## DATA TO PROCESS
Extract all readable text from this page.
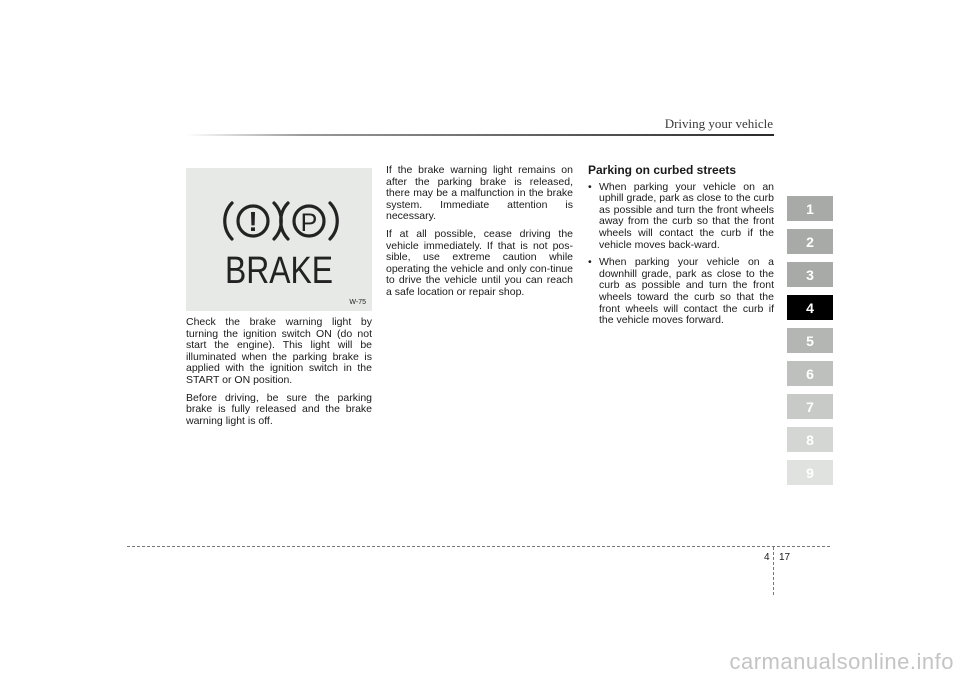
Driving your vehicle
! P
BRAKE
W-75

Check the brake warning light by turning the ignition switch ON (do not start the engine). This light will be illuminated when the parking brake is applied with the ignition switch in the START or ON position.

Before driving, be sure the parking brake is fully released and the brake warning light is off.

If the brake warning light remains on after the parking brake is released, there may be a malfunction in the brake system. Immediate attention is necessary.

If at all possible, cease driving the vehicle immediately. If that is not pos-sible, use extreme caution while operating the vehicle and only con-tinue to drive the vehicle until you can reach a safe location or repair shop.

Parking on curbed streets
• When parking your vehicle on an uphill grade, park as close to the curb as possible and turn the front wheels away from the curb so that the front wheels will contact the curb if the vehicle moves back-ward.
• When parking your vehicle on a downhill grade, park as close to the curb as possible and turn the front wheels toward the curb so that the front wheels will contact the curb if the vehicle moves forward.
1
2
3
4
5
6
7
8
9
4 17
carmanualsonline.info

## STATED TASK
Leaving all pictures aside, quote each record exactly.

## THE REPLY
Extract all readable text from this page.
Driving your vehicle
! P
BRAKE
W-75

Check the brake warning light by turning the ignition switch ON (do not start the engine). This light will be illuminated when the parking brake is applied with the ignition switch in the START or ON position.

Before driving, be sure the parking brake is fully released and the brake warning light is off.

If the brake warning light remains on after the parking brake is released, there may be a malfunction in the brake system. Immediate attention is necessary.

If at all possible, cease driving the vehicle immediately. If that is not pos-sible, use extreme caution while operating the vehicle and only con-tinue to drive the vehicle until you can reach a safe location or repair shop.

Parking on curbed streets
• When parking your vehicle on an uphill grade, park as close to the curb as possible and turn the front wheels away from the curb so that the front wheels will contact the curb if the vehicle moves back-ward.
• When parking your vehicle on a downhill grade, park as close to the curb as possible and turn the front wheels toward the curb so that the front wheels will contact the curb if the vehicle moves forward.
1
2
3
4
5
6
7
8
9
4 17
carmanualsonline.info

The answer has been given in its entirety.